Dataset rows
____

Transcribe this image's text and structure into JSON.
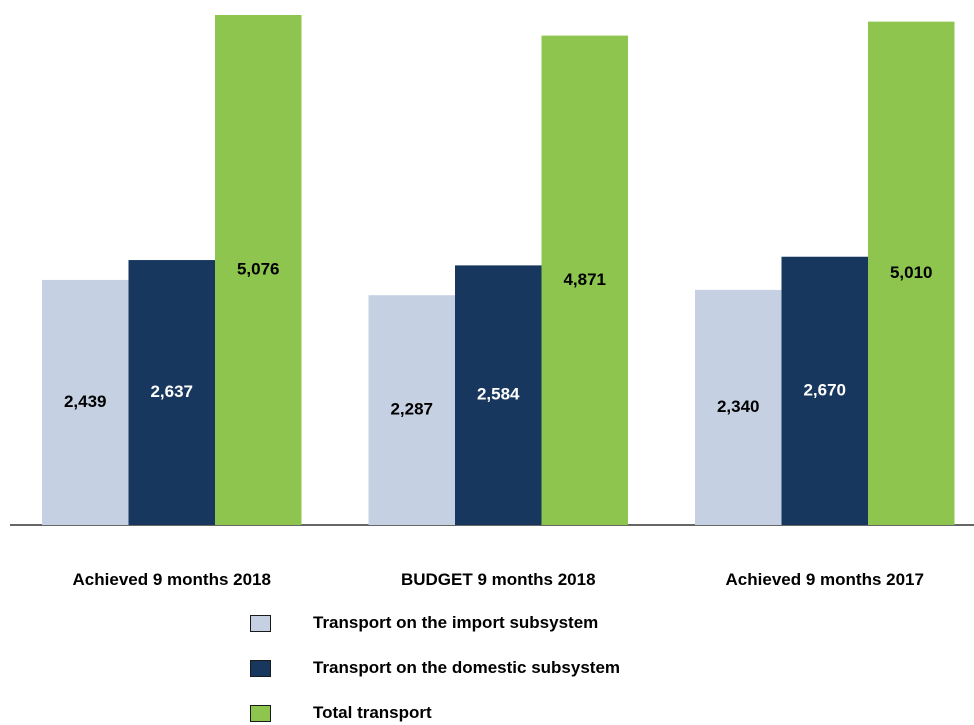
{
  "chart_data": {
    "type": "bar",
    "categories": [
      "Achieved 9 months 2018",
      "BUDGET 9 months 2018",
      "Achieved 9 months 2017"
    ],
    "series": [
      {
        "name": "Transport on the import subsystem",
        "color": "#c5d0e3",
        "values": [
          2439,
          2287,
          2340
        ],
        "value_labels": [
          "2,439",
          "2,287",
          "2,340"
        ]
      },
      {
        "name": "Transport on the domestic subsystem",
        "color": "#17375e",
        "values": [
          2637,
          2584,
          2670
        ],
        "value_labels": [
          "2,637",
          "2,584",
          "2,670"
        ]
      },
      {
        "name": "Total transport",
        "color": "#8dc54f",
        "values": [
          5076,
          4871,
          5010
        ],
        "value_labels": [
          "5,076",
          "4,871",
          "5,010"
        ]
      }
    ]
  }
}
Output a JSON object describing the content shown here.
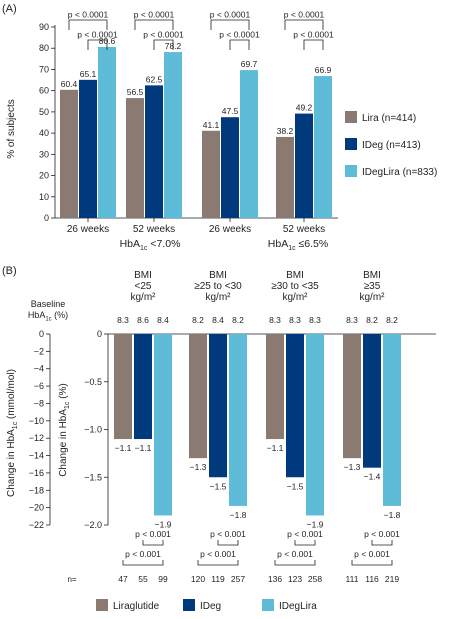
{
  "colors": {
    "lira": "#8b7a71",
    "ideg": "#003a7d",
    "ideglira": "#5fbcd8",
    "text": "#231f20",
    "axis": "#231f20"
  },
  "panel_a": {
    "label": "(A)",
    "ylabel": "% of subjects",
    "legend": [
      "Lira (n=414)",
      "IDeg (n=413)",
      "IDegLira (n=833)"
    ],
    "group_labels": [
      "HbA",
      "HbA"
    ],
    "group_sub": [
      "1c",
      "1c"
    ],
    "group_suffix": [
      " <7.0%",
      " ≤6.5%"
    ],
    "sig_label": "p < 0.0001"
  },
  "panel_b": {
    "label": "(B)",
    "baseline_label_1": "Baseline",
    "baseline_label_2": "HbA",
    "baseline_label_sub": "1c",
    "baseline_label_3": " (%)",
    "bmi_headers": [
      [
        "BMI",
        "<25",
        "kg/m²"
      ],
      [
        "BMI",
        "≥25 to <30",
        "kg/m²"
      ],
      [
        "BMI",
        "≥30 to <35",
        "kg/m²"
      ],
      [
        "BMI",
        "≥35",
        "kg/m²"
      ]
    ],
    "baseline_values": [
      [
        "8.3",
        "8.6",
        "8.4"
      ],
      [
        "8.2",
        "8.4",
        "8.2"
      ],
      [
        "8.3",
        "8.3",
        "8.3"
      ],
      [
        "8.3",
        "8.2",
        "8.2"
      ]
    ],
    "n_label": "n=",
    "n_values": [
      [
        "47",
        "55",
        "99"
      ],
      [
        "120",
        "119",
        "257"
      ],
      [
        "136",
        "123",
        "258"
      ],
      [
        "111",
        "116",
        "219"
      ]
    ],
    "left_axis_label": "Change in HbA",
    "left_axis_sub": "1c",
    "left_axis_suffix": " (mmol/mol)",
    "right_axis_label": "Change in HbA",
    "right_axis_sub": "1c",
    "right_axis_suffix": " (%)",
    "sig_label": "p < 0.001",
    "legend": [
      "Liraglutide",
      "IDeg",
      "IDegLira"
    ]
  },
  "chart_data": [
    {
      "type": "bar",
      "title": "",
      "ylabel": "% of subjects",
      "ylim": [
        0,
        90
      ],
      "yticks": [
        0,
        10,
        20,
        30,
        40,
        50,
        60,
        70,
        80,
        90
      ],
      "categories": [
        "26 weeks",
        "52 weeks",
        "26 weeks",
        "52 weeks"
      ],
      "groups": [
        "HbA1c <7.0%",
        "HbA1c ≤6.5%"
      ],
      "series": [
        {
          "name": "Lira (n=414)",
          "values": [
            60.4,
            56.5,
            41.1,
            38.2
          ]
        },
        {
          "name": "IDeg (n=413)",
          "values": [
            65.1,
            62.5,
            47.5,
            49.2
          ]
        },
        {
          "name": "IDegLira (n=833)",
          "values": [
            80.6,
            78.2,
            69.7,
            66.9
          ]
        }
      ],
      "annotations": [
        "p < 0.0001"
      ],
      "legend_position": "right"
    },
    {
      "type": "bar",
      "title": "",
      "ylabel": "Change in HbA1c (%)",
      "ylabel_secondary": "Change in HbA1c (mmol/mol)",
      "ylim": [
        -2.0,
        0
      ],
      "yticks": [
        0,
        -0.5,
        -1.0,
        -1.5,
        -2.0
      ],
      "ylim_secondary": [
        -22,
        0
      ],
      "yticks_secondary": [
        0,
        -2,
        -4,
        -6,
        -8,
        -10,
        -12,
        -14,
        -16,
        -18,
        -20,
        -22
      ],
      "categories": [
        "BMI <25 kg/m²",
        "BMI ≥25 to <30 kg/m²",
        "BMI ≥30 to <35 kg/m²",
        "BMI ≥35 kg/m²"
      ],
      "series": [
        {
          "name": "Liraglutide",
          "values": [
            -1.1,
            -1.3,
            -1.1,
            -1.3
          ]
        },
        {
          "name": "IDeg",
          "values": [
            -1.1,
            -1.5,
            -1.5,
            -1.4
          ]
        },
        {
          "name": "IDegLira",
          "values": [
            -1.9,
            -1.8,
            -1.9,
            -1.8
          ]
        }
      ],
      "annotations": [
        "p < 0.001"
      ],
      "legend_position": "bottom"
    }
  ]
}
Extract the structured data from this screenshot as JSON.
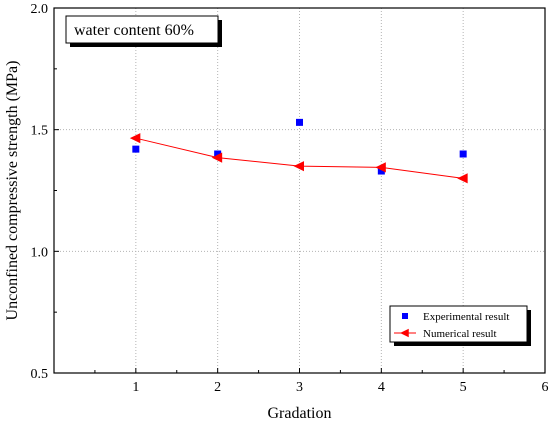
{
  "chart_data": {
    "type": "scatter",
    "xlabel": "Gradation",
    "ylabel": "Unconfined compressive strength (MPa)",
    "annotation": "water content 60%",
    "xlim": [
      0,
      6
    ],
    "ylim": [
      0.5,
      2.0
    ],
    "x_ticks": [
      1,
      2,
      3,
      4,
      5,
      6
    ],
    "x_tick_labels": [
      "1",
      "2",
      "3",
      "4",
      "5",
      "6"
    ],
    "y_ticks": [
      0.5,
      1.0,
      1.5,
      2.0
    ],
    "y_tick_labels": [
      "0.5",
      "1.0",
      "1.5",
      "2.0"
    ],
    "grid": true,
    "legend_position": "bottom-right",
    "series": [
      {
        "name": "Experimental result",
        "type": "scatter",
        "marker": "square",
        "color": "#0000ff",
        "x": [
          1,
          2,
          3,
          4,
          5
        ],
        "y": [
          1.42,
          1.4,
          1.53,
          1.33,
          1.4
        ]
      },
      {
        "name": "Numerical result",
        "type": "line",
        "marker": "triangle-left",
        "color": "#ff0000",
        "x": [
          1,
          2,
          3,
          4,
          5
        ],
        "y": [
          1.465,
          1.385,
          1.35,
          1.345,
          1.3
        ]
      }
    ]
  }
}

____

DO THIS: Identify the lines of the entries containing the string "type". Copy each such line.

ANSWER TO THIS TASK:
    "type": "bar",
      "type": "bar",
      "type": "bar",
    "type": "scatter",
        "type": "scatter",
        "type": "line",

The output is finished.